→ **Your instructions**: Reproduce only the rows starting with the line that contains "For every button, label, input, icon, or" and going on through the line that contains "same-width-icon[interactable]: ▣ (824, 66, 870, 102)", changing "bounding box" to "enclosing box" and leaving everything else as it is.

→ **Stored records**:
• • • •

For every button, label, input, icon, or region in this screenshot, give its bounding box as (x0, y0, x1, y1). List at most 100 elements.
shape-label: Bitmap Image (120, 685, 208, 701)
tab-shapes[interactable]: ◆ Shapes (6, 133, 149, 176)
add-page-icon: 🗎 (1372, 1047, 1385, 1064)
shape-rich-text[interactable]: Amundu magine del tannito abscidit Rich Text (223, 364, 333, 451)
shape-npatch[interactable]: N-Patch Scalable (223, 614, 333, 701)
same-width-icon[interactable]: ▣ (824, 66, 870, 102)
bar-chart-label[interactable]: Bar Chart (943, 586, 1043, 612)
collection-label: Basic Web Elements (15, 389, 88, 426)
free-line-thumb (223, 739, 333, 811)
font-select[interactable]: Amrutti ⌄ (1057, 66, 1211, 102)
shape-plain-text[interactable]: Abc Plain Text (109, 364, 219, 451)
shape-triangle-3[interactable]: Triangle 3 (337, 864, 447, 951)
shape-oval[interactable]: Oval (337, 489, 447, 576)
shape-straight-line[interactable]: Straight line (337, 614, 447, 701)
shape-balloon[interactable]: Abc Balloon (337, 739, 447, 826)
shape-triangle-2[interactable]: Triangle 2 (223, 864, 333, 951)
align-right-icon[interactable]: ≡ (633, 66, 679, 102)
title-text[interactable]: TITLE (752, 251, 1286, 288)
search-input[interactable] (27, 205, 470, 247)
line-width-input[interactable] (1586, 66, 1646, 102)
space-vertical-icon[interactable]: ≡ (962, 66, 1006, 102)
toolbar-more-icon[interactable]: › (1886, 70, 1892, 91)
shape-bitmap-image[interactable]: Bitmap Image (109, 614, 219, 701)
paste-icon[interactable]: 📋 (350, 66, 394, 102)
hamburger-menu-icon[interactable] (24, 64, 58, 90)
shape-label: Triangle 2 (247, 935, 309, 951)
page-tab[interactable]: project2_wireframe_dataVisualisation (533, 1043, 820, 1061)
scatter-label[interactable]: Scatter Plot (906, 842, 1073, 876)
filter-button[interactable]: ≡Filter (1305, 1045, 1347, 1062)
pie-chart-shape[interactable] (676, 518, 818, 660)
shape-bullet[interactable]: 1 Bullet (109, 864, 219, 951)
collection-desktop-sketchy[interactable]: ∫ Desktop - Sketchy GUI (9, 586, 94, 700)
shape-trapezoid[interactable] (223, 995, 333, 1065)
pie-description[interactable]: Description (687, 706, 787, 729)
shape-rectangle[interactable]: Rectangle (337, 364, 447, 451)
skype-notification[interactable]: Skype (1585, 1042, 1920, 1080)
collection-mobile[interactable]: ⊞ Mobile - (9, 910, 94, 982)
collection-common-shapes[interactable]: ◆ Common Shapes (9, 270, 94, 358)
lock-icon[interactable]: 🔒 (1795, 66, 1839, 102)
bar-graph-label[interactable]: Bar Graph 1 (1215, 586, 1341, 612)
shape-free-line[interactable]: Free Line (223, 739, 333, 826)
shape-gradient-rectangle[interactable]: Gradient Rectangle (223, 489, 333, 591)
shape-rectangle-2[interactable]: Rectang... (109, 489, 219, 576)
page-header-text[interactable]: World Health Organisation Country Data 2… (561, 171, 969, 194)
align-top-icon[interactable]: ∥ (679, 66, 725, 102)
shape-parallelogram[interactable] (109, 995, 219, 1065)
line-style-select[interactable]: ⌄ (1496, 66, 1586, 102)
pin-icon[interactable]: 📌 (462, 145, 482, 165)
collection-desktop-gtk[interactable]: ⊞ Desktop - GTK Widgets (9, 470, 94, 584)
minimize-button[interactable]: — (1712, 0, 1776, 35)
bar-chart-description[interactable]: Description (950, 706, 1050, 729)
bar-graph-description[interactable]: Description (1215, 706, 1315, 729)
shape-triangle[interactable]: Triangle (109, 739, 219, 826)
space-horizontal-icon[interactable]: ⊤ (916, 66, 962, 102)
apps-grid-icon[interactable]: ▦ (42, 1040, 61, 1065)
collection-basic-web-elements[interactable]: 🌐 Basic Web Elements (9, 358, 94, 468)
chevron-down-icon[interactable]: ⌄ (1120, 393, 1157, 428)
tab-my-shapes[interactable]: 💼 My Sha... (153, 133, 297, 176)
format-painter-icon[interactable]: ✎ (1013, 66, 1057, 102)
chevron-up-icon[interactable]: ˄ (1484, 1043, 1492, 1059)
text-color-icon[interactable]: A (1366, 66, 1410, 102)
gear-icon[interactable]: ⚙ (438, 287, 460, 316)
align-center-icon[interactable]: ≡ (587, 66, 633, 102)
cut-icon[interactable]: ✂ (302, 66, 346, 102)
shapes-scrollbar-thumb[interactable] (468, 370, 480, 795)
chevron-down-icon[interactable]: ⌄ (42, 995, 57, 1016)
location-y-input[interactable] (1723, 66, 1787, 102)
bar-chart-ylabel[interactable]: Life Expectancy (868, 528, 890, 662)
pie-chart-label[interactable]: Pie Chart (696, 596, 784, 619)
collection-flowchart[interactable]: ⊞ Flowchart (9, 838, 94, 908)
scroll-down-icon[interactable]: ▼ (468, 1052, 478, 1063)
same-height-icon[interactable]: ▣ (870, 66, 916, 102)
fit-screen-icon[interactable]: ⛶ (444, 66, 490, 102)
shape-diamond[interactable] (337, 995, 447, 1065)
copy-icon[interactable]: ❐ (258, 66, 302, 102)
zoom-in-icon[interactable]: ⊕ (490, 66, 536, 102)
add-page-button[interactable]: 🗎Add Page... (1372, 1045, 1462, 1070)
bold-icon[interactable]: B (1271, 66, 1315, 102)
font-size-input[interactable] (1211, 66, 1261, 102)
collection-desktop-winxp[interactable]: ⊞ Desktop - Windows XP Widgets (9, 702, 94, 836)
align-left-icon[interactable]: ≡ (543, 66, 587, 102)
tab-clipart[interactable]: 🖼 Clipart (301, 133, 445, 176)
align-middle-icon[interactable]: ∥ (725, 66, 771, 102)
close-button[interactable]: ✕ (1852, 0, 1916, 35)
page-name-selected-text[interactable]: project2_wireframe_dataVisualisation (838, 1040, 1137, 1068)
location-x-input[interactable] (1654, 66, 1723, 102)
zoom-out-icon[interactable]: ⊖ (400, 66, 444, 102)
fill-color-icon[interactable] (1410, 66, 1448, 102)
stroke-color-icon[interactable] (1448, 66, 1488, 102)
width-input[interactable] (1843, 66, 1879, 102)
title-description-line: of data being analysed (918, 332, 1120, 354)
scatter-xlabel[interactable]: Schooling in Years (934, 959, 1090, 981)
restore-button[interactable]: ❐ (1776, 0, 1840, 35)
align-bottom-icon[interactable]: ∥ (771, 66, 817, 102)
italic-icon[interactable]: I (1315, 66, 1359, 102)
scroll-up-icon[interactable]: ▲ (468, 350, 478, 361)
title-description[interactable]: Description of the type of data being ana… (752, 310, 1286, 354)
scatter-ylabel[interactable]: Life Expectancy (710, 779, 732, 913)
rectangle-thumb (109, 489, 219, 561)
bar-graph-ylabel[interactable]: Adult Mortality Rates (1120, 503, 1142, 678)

• • • •

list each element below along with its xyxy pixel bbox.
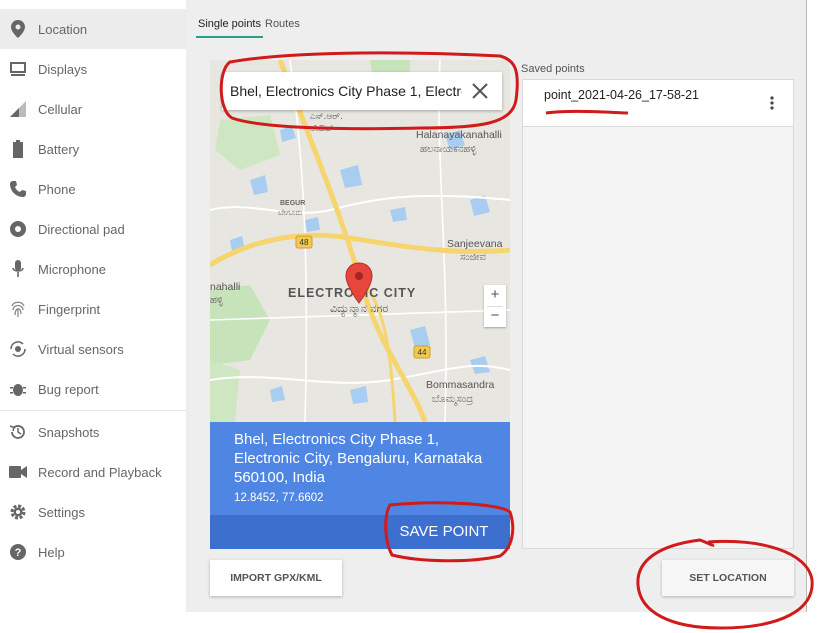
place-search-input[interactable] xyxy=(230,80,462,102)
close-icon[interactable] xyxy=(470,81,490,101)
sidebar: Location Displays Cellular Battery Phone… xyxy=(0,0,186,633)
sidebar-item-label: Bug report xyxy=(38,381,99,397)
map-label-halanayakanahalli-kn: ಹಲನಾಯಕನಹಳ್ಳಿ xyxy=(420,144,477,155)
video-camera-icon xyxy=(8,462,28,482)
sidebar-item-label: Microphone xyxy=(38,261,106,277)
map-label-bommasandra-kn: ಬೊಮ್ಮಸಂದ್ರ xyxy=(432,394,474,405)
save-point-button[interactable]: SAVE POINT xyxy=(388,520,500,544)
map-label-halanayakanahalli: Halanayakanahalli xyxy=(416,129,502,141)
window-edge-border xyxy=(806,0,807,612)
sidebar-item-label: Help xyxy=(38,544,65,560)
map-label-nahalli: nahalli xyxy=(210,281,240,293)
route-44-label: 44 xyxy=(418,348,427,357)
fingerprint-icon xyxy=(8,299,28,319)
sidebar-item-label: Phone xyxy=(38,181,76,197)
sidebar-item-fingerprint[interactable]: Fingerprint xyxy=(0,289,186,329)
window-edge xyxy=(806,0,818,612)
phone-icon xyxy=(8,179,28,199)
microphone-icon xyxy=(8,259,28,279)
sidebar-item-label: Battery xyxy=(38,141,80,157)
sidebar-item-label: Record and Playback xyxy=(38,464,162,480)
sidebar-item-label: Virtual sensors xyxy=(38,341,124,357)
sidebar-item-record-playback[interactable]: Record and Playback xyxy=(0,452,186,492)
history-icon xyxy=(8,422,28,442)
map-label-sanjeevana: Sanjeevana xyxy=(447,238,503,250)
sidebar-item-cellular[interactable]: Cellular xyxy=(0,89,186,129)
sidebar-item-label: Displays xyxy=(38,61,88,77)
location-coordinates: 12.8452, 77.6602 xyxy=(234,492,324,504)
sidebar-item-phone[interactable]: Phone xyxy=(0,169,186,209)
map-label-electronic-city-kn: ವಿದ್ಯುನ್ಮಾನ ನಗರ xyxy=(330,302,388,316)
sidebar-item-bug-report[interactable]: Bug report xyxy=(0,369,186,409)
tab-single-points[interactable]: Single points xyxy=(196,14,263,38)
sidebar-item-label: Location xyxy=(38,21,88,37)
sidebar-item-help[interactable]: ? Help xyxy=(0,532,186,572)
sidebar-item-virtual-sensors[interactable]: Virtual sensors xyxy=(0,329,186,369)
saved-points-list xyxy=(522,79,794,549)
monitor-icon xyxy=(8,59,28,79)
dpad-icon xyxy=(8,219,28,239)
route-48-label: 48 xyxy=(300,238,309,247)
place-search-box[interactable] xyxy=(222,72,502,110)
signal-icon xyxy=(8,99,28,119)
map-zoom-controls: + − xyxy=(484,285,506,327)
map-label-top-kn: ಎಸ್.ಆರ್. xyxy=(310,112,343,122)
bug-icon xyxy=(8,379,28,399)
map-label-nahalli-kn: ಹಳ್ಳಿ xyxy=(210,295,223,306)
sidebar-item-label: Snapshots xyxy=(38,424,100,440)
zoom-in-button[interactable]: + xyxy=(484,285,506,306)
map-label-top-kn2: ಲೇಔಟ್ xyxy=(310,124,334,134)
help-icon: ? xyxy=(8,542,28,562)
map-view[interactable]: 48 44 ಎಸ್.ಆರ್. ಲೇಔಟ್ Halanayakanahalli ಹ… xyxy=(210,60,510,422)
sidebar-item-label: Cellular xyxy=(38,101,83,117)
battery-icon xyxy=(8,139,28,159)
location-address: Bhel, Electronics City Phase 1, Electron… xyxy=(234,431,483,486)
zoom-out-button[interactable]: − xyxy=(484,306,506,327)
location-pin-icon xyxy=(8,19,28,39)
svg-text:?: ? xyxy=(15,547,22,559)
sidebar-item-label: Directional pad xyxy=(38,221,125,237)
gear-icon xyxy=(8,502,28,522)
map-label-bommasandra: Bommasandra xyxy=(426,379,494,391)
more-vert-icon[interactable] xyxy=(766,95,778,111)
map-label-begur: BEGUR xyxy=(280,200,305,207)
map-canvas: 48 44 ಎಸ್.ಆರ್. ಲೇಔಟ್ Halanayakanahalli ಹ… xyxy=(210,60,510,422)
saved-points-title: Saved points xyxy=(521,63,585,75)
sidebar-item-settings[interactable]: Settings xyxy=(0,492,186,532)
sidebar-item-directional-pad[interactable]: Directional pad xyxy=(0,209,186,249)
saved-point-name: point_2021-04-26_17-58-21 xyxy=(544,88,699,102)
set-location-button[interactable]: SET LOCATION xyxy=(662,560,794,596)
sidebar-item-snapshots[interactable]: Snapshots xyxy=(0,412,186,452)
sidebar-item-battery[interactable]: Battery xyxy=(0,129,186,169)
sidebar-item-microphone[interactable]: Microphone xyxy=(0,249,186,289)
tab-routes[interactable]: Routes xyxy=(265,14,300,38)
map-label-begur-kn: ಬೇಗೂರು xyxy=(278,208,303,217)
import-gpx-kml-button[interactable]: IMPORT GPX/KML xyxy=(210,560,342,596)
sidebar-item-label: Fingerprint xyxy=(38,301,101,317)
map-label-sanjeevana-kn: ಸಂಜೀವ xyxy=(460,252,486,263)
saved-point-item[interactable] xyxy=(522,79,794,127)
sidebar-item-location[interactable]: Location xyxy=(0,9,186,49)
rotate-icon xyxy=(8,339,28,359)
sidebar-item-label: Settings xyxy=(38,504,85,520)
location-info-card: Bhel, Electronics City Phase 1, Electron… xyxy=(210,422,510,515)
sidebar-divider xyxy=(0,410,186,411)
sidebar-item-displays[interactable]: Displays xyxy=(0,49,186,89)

• • • •

→ **Reply to the task**:
For every button, label, input, icon, or region in this screenshot, give its enclosing box as (x0, y0, x1, y1). List at most 100 elements.
shape-label: Bitmap Image (120, 685, 208, 701)
tab-shapes[interactable]: ◆ Shapes (6, 133, 149, 176)
add-page-icon: 🗎 (1372, 1047, 1385, 1064)
shape-rich-text[interactable]: Amundu magine del tannito abscidit Rich Text (223, 364, 333, 451)
shape-npatch[interactable]: N-Patch Scalable (223, 614, 333, 701)
same-width-icon[interactable]: ▣ (824, 66, 870, 102)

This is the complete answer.